[Data records]
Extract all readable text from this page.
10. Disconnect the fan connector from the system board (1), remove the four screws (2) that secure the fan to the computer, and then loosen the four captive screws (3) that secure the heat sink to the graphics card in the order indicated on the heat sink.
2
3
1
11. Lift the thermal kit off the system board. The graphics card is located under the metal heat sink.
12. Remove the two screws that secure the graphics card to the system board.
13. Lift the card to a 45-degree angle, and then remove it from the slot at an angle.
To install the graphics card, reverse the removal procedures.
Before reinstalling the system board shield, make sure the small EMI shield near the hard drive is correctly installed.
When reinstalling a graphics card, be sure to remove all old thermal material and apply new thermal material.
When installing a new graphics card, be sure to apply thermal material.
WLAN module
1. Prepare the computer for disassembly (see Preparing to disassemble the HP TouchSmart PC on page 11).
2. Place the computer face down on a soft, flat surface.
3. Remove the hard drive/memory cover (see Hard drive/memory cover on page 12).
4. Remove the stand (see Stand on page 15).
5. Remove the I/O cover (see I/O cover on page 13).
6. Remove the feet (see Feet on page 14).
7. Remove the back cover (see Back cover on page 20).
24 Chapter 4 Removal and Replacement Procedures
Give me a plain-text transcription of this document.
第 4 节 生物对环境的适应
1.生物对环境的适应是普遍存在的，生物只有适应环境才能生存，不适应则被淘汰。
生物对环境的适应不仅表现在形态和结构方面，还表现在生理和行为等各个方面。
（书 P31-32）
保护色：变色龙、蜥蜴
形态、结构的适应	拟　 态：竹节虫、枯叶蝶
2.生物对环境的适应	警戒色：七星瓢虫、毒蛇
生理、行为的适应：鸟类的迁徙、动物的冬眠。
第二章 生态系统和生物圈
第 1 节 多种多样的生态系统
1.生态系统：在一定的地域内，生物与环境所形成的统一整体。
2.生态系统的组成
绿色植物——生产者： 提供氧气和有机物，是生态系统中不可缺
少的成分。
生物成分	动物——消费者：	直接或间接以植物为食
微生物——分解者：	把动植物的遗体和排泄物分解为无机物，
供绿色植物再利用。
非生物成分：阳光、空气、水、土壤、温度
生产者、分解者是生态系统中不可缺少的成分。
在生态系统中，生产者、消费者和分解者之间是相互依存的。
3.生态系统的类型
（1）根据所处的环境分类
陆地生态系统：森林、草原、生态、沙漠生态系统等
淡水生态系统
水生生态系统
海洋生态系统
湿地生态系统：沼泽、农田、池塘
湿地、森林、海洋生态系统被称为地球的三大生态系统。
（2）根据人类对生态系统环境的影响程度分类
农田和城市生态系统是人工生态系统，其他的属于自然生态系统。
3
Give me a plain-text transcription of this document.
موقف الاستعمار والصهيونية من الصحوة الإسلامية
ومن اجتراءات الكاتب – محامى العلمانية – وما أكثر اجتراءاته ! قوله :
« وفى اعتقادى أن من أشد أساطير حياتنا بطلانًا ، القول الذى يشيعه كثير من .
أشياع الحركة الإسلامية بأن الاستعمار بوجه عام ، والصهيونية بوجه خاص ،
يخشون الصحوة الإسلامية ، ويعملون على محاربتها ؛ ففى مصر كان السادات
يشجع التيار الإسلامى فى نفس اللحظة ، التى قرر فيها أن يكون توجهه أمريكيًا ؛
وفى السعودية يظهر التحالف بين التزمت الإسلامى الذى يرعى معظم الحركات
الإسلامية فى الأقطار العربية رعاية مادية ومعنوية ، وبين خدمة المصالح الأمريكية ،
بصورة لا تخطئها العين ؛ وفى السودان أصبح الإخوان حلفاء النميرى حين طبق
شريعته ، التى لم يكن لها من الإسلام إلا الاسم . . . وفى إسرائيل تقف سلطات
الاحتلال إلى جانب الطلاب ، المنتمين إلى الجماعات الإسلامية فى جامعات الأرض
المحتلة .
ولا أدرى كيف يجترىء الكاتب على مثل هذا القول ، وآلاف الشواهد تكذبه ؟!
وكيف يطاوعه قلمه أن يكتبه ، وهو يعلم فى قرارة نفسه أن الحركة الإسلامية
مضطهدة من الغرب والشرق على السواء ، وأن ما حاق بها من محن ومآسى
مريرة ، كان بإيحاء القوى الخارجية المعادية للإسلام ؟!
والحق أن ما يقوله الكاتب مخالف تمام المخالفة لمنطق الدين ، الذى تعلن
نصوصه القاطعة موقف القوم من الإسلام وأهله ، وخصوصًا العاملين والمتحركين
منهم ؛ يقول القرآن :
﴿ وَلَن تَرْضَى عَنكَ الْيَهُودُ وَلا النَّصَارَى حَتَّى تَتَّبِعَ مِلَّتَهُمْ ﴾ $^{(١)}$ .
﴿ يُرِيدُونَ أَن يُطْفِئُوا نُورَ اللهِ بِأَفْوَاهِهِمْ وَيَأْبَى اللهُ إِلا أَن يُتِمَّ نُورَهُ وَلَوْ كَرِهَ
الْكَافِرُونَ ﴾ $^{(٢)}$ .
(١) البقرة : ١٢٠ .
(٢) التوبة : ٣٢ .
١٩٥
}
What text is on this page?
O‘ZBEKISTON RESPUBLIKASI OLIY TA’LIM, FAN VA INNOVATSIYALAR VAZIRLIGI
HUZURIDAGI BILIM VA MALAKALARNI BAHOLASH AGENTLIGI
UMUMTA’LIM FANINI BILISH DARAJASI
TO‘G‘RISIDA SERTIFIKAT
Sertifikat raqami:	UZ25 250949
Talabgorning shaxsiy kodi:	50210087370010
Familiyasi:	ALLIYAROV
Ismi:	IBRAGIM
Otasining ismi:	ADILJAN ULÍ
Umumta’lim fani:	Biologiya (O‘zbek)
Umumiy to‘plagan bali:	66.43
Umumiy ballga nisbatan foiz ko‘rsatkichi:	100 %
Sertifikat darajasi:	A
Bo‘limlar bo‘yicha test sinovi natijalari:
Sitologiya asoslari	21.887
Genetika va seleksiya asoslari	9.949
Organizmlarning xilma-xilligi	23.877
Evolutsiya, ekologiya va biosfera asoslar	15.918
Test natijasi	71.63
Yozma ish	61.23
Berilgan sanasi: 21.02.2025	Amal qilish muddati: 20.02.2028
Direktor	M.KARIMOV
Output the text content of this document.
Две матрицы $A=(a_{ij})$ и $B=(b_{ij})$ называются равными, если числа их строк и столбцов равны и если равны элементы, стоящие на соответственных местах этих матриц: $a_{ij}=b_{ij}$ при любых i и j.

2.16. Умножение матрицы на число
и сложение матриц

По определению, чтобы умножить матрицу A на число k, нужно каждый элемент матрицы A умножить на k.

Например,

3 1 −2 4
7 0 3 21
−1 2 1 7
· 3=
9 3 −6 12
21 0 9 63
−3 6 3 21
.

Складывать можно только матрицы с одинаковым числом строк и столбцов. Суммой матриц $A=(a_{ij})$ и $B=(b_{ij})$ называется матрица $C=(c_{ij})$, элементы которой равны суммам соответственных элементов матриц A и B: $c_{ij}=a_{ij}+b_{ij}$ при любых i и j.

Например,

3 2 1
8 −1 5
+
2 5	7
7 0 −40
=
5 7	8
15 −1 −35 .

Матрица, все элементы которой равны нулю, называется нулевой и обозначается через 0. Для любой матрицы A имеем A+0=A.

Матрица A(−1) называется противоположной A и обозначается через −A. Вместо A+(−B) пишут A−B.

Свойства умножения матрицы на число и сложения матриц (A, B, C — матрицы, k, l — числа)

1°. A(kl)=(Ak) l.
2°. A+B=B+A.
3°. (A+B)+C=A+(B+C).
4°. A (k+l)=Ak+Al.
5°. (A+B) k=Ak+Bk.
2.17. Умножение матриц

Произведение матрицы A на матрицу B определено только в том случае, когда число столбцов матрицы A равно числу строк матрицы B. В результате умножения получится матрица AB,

- _Exercise instructions_: Go through the material above and copy each line that has the word "board".

- _Answer to the problem_:
10. Disconnect the fan connector from the system board (1), remove the four screws (2) that secure the fan to the computer, and then loosen the four captive screws (3) that secure the heat sink to the graphics card in the order indicated on the heat sink.
11. Lift the thermal kit off the system board. The graphics card is located under the metal heat sink.
12. Remove the two screws that secure the graphics card to the system board.
Before reinstalling the system board shield, make sure the small EMI shield near the hard drive is correctly installed.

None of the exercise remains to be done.